YOUR INSTRUCTIONS:
Exactly reproduce all the records, keeping pictures out of the copy.
## BEGIN SUPPLIED DATA
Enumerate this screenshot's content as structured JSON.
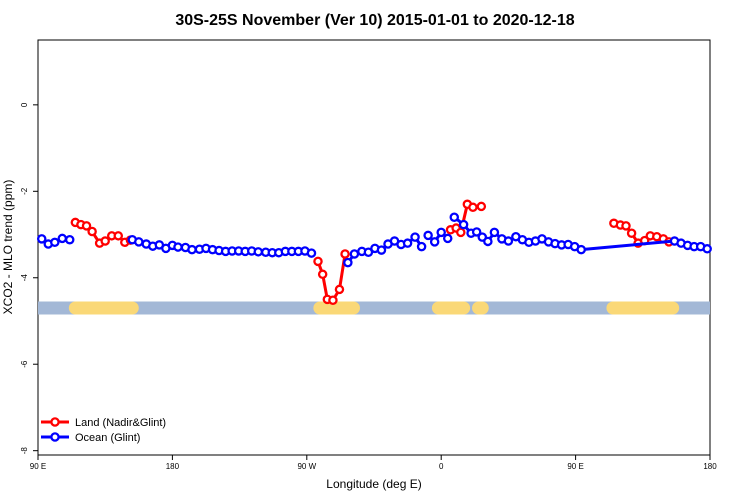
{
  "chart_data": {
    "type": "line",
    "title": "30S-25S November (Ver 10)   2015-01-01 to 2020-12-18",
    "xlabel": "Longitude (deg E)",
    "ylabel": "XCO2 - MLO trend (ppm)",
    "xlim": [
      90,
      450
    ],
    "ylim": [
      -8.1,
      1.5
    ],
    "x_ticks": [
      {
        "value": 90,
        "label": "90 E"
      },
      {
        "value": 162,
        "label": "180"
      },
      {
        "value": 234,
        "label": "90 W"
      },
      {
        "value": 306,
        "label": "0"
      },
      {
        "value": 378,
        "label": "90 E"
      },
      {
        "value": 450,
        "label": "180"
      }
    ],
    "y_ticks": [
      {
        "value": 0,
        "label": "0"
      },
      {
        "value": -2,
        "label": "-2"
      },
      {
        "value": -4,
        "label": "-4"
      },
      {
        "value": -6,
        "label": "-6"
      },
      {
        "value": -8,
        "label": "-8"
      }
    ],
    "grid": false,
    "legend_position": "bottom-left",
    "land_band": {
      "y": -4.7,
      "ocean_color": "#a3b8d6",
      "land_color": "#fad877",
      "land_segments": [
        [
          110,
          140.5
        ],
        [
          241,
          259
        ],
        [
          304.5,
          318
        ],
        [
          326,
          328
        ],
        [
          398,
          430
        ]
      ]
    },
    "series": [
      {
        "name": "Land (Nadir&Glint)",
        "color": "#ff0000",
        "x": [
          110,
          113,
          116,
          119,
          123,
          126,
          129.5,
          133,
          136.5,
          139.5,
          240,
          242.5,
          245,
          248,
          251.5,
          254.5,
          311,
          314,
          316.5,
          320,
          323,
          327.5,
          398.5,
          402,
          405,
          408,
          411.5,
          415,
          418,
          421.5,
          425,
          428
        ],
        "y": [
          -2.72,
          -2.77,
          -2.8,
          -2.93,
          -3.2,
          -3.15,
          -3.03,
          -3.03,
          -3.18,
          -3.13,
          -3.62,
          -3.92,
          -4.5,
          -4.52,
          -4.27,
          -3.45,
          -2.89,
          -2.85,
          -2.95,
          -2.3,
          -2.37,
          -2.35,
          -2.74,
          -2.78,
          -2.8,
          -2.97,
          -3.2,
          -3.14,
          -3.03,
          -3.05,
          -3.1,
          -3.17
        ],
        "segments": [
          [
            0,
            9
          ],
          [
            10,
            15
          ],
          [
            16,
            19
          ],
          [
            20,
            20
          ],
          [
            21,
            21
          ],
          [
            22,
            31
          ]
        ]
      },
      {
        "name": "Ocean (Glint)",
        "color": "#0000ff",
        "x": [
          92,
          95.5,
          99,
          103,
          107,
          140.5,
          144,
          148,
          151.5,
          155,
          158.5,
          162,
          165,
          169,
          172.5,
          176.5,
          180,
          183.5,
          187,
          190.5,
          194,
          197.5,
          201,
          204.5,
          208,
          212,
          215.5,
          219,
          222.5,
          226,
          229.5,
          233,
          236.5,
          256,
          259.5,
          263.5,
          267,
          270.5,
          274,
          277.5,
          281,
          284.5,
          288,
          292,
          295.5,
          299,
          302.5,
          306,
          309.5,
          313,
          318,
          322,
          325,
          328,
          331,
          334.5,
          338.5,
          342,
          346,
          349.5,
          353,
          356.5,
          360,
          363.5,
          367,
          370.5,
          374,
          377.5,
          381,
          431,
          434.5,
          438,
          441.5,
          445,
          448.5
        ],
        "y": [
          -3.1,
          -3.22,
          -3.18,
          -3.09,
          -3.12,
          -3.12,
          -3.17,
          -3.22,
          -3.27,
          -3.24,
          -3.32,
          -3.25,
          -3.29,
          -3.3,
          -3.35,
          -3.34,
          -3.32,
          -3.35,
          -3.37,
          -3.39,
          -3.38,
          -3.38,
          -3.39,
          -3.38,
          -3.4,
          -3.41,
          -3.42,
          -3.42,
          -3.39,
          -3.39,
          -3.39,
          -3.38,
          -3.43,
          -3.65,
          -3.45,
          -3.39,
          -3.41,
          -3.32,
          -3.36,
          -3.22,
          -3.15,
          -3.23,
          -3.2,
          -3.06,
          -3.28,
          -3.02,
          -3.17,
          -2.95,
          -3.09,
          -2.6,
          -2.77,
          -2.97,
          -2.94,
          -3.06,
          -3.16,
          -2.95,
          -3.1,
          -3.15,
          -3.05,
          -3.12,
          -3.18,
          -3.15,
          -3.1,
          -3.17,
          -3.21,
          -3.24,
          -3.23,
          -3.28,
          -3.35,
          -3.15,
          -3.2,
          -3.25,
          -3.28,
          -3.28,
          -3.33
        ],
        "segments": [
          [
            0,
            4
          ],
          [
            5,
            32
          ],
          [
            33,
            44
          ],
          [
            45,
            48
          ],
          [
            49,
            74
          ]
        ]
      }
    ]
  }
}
## END SUPPLIED DATA
REPLY TO THE EXERCISE:
Enumerate this screenshot's content as structured JSON.
{
  "chart_data": {
    "type": "line",
    "title": "30S-25S November (Ver 10)   2015-01-01 to 2020-12-18",
    "xlabel": "Longitude (deg E)",
    "ylabel": "XCO2 - MLO trend (ppm)",
    "xlim": [
      90,
      450
    ],
    "ylim": [
      -8.1,
      1.5
    ],
    "x_ticks": [
      {
        "value": 90,
        "label": "90 E"
      },
      {
        "value": 162,
        "label": "180"
      },
      {
        "value": 234,
        "label": "90 W"
      },
      {
        "value": 306,
        "label": "0"
      },
      {
        "value": 378,
        "label": "90 E"
      },
      {
        "value": 450,
        "label": "180"
      }
    ],
    "y_ticks": [
      {
        "value": 0,
        "label": "0"
      },
      {
        "value": -2,
        "label": "-2"
      },
      {
        "value": -4,
        "label": "-4"
      },
      {
        "value": -6,
        "label": "-6"
      },
      {
        "value": -8,
        "label": "-8"
      }
    ],
    "grid": false,
    "legend_position": "bottom-left",
    "land_band": {
      "y": -4.7,
      "ocean_color": "#a3b8d6",
      "land_color": "#fad877",
      "land_segments": [
        [
          110,
          140.5
        ],
        [
          241,
          259
        ],
        [
          304.5,
          318
        ],
        [
          326,
          328
        ],
        [
          398,
          430
        ]
      ]
    },
    "series": [
      {
        "name": "Land (Nadir&Glint)",
        "color": "#ff0000",
        "x": [
          110,
          113,
          116,
          119,
          123,
          126,
          129.5,
          133,
          136.5,
          139.5,
          240,
          242.5,
          245,
          248,
          251.5,
          254.5,
          311,
          314,
          316.5,
          320,
          323,
          327.5,
          398.5,
          402,
          405,
          408,
          411.5,
          415,
          418,
          421.5,
          425,
          428
        ],
        "y": [
          -2.72,
          -2.77,
          -2.8,
          -2.93,
          -3.2,
          -3.15,
          -3.03,
          -3.03,
          -3.18,
          -3.13,
          -3.62,
          -3.92,
          -4.5,
          -4.52,
          -4.27,
          -3.45,
          -2.89,
          -2.85,
          -2.95,
          -2.3,
          -2.37,
          -2.35,
          -2.74,
          -2.78,
          -2.8,
          -2.97,
          -3.2,
          -3.14,
          -3.03,
          -3.05,
          -3.1,
          -3.17
        ],
        "segments": [
          [
            0,
            9
          ],
          [
            10,
            15
          ],
          [
            16,
            19
          ],
          [
            20,
            20
          ],
          [
            21,
            21
          ],
          [
            22,
            31
          ]
        ]
      },
      {
        "name": "Ocean (Glint)",
        "color": "#0000ff",
        "x": [
          92,
          95.5,
          99,
          103,
          107,
          140.5,
          144,
          148,
          151.5,
          155,
          158.5,
          162,
          165,
          169,
          172.5,
          176.5,
          180,
          183.5,
          187,
          190.5,
          194,
          197.5,
          201,
          204.5,
          208,
          212,
          215.5,
          219,
          222.5,
          226,
          229.5,
          233,
          236.5,
          256,
          259.5,
          263.5,
          267,
          270.5,
          274,
          277.5,
          281,
          284.5,
          288,
          292,
          295.5,
          299,
          302.5,
          306,
          309.5,
          313,
          318,
          322,
          325,
          328,
          331,
          334.5,
          338.5,
          342,
          346,
          349.5,
          353,
          356.5,
          360,
          363.5,
          367,
          370.5,
          374,
          377.5,
          381,
          431,
          434.5,
          438,
          441.5,
          445,
          448.5
        ],
        "y": [
          -3.1,
          -3.22,
          -3.18,
          -3.09,
          -3.12,
          -3.12,
          -3.17,
          -3.22,
          -3.27,
          -3.24,
          -3.32,
          -3.25,
          -3.29,
          -3.3,
          -3.35,
          -3.34,
          -3.32,
          -3.35,
          -3.37,
          -3.39,
          -3.38,
          -3.38,
          -3.39,
          -3.38,
          -3.4,
          -3.41,
          -3.42,
          -3.42,
          -3.39,
          -3.39,
          -3.39,
          -3.38,
          -3.43,
          -3.65,
          -3.45,
          -3.39,
          -3.41,
          -3.32,
          -3.36,
          -3.22,
          -3.15,
          -3.23,
          -3.2,
          -3.06,
          -3.28,
          -3.02,
          -3.17,
          -2.95,
          -3.09,
          -2.6,
          -2.77,
          -2.97,
          -2.94,
          -3.06,
          -3.16,
          -2.95,
          -3.1,
          -3.15,
          -3.05,
          -3.12,
          -3.18,
          -3.15,
          -3.1,
          -3.17,
          -3.21,
          -3.24,
          -3.23,
          -3.28,
          -3.35,
          -3.15,
          -3.2,
          -3.25,
          -3.28,
          -3.28,
          -3.33
        ],
        "segments": [
          [
            0,
            4
          ],
          [
            5,
            32
          ],
          [
            33,
            44
          ],
          [
            45,
            48
          ],
          [
            49,
            74
          ]
        ]
      }
    ]
  }
}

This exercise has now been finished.